COSA SI RICHIEDE
Stampa tutti i record che seguono, riga per riga, senza cambiare nulla.

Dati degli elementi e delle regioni
══════

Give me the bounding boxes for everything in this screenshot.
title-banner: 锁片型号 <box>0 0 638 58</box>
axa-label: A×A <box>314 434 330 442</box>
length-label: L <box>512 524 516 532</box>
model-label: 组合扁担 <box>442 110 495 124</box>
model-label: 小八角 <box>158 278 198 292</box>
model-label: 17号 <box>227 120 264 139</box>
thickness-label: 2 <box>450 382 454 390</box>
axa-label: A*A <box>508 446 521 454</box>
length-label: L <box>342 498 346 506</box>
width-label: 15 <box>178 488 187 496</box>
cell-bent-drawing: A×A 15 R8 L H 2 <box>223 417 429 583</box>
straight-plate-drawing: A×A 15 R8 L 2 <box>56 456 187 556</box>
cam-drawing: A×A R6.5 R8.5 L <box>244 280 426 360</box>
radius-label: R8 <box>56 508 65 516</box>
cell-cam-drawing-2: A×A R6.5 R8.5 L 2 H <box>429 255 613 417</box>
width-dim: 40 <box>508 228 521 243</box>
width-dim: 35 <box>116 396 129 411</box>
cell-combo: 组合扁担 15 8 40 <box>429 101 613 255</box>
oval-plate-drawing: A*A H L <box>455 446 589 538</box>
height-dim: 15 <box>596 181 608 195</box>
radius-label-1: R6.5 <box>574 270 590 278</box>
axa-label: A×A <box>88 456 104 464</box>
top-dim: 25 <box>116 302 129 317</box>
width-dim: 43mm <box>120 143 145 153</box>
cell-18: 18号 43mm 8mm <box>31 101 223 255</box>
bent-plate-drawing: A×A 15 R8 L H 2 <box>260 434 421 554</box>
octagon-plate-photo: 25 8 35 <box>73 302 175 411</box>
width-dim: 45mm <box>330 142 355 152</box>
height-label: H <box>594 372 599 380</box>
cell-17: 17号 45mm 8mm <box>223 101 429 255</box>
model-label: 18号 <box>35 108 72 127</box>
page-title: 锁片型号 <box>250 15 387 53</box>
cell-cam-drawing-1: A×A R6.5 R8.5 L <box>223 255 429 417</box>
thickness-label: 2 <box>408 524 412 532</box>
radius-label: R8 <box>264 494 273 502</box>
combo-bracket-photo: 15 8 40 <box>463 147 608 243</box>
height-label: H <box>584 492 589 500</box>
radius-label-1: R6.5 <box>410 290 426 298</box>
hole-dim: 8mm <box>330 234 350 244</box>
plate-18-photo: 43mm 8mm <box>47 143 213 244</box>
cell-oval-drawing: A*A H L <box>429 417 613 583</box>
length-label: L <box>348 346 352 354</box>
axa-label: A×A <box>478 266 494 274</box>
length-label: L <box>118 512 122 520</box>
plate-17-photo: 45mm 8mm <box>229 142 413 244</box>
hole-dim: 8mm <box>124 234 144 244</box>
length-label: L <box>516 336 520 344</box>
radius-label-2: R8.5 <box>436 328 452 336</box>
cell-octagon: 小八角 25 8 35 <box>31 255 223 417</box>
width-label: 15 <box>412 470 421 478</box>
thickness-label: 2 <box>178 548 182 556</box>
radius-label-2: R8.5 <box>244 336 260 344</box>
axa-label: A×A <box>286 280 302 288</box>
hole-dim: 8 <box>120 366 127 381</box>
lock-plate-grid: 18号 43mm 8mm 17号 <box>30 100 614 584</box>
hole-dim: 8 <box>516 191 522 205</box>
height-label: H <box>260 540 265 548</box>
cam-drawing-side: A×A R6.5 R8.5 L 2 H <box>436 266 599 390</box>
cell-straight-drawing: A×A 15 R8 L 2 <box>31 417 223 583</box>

══════

ESITO ESERCIZIO
Give me the bounding boxes for everything in this screenshot.
title-banner: 锁片型号 <box>0 0 638 58</box>
axa-label: A×A <box>314 434 330 442</box>
length-label: L <box>512 524 516 532</box>
model-label: 组合扁担 <box>442 110 495 124</box>
model-label: 小八角 <box>158 278 198 292</box>
model-label: 17号 <box>227 120 264 139</box>
thickness-label: 2 <box>450 382 454 390</box>
axa-label: A*A <box>508 446 521 454</box>
length-label: L <box>342 498 346 506</box>
width-label: 15 <box>178 488 187 496</box>
cell-bent-drawing: A×A 15 R8 L H 2 <box>223 417 429 583</box>
straight-plate-drawing: A×A 15 R8 L 2 <box>56 456 187 556</box>
cam-drawing: A×A R6.5 R8.5 L <box>244 280 426 360</box>
radius-label: R8 <box>56 508 65 516</box>
cell-cam-drawing-2: A×A R6.5 R8.5 L 2 H <box>429 255 613 417</box>
width-dim: 40 <box>508 228 521 243</box>
width-dim: 35 <box>116 396 129 411</box>
cell-combo: 组合扁担 15 8 40 <box>429 101 613 255</box>
oval-plate-drawing: A*A H L <box>455 446 589 538</box>
height-dim: 15 <box>596 181 608 195</box>
radius-label-1: R6.5 <box>574 270 590 278</box>
axa-label: A×A <box>88 456 104 464</box>
top-dim: 25 <box>116 302 129 317</box>
width-dim: 43mm <box>120 143 145 153</box>
cell-18: 18号 43mm 8mm <box>31 101 223 255</box>
bent-plate-drawing: A×A 15 R8 L H 2 <box>260 434 421 554</box>
octagon-plate-photo: 25 8 35 <box>73 302 175 411</box>
width-dim: 45mm <box>330 142 355 152</box>
height-label: H <box>594 372 599 380</box>
cell-17: 17号 45mm 8mm <box>223 101 429 255</box>
model-label: 18号 <box>35 108 72 127</box>
page-title: 锁片型号 <box>250 15 387 53</box>
cell-cam-drawing-1: A×A R6.5 R8.5 L <box>223 255 429 417</box>
thickness-label: 2 <box>408 524 412 532</box>
radius-label: R8 <box>264 494 273 502</box>
combo-bracket-photo: 15 8 40 <box>463 147 608 243</box>
height-label: H <box>584 492 589 500</box>
radius-label-1: R6.5 <box>410 290 426 298</box>
hole-dim: 8mm <box>330 234 350 244</box>
plate-18-photo: 43mm 8mm <box>47 143 213 244</box>
cell-oval-drawing: A*A H L <box>429 417 613 583</box>
length-label: L <box>348 346 352 354</box>
axa-label: A×A <box>478 266 494 274</box>
length-label: L <box>118 512 122 520</box>
plate-17-photo: 45mm 8mm <box>229 142 413 244</box>
hole-dim: 8mm <box>124 234 144 244</box>
length-label: L <box>516 336 520 344</box>
radius-label-2: R8.5 <box>436 328 452 336</box>
cell-octagon: 小八角 25 8 35 <box>31 255 223 417</box>
width-label: 15 <box>412 470 421 478</box>
thickness-label: 2 <box>178 548 182 556</box>
radius-label-2: R8.5 <box>244 336 260 344</box>
axa-label: A×A <box>286 280 302 288</box>
hole-dim: 8 <box>120 366 127 381</box>
lock-plate-grid: 18号 43mm 8mm 17号 <box>30 100 614 584</box>
hole-dim: 8 <box>516 191 522 205</box>
height-label: H <box>260 540 265 548</box>
cam-drawing-side: A×A R6.5 R8.5 L 2 H <box>436 266 599 390</box>
cell-straight-drawing: A×A 15 R8 L 2 <box>31 417 223 583</box>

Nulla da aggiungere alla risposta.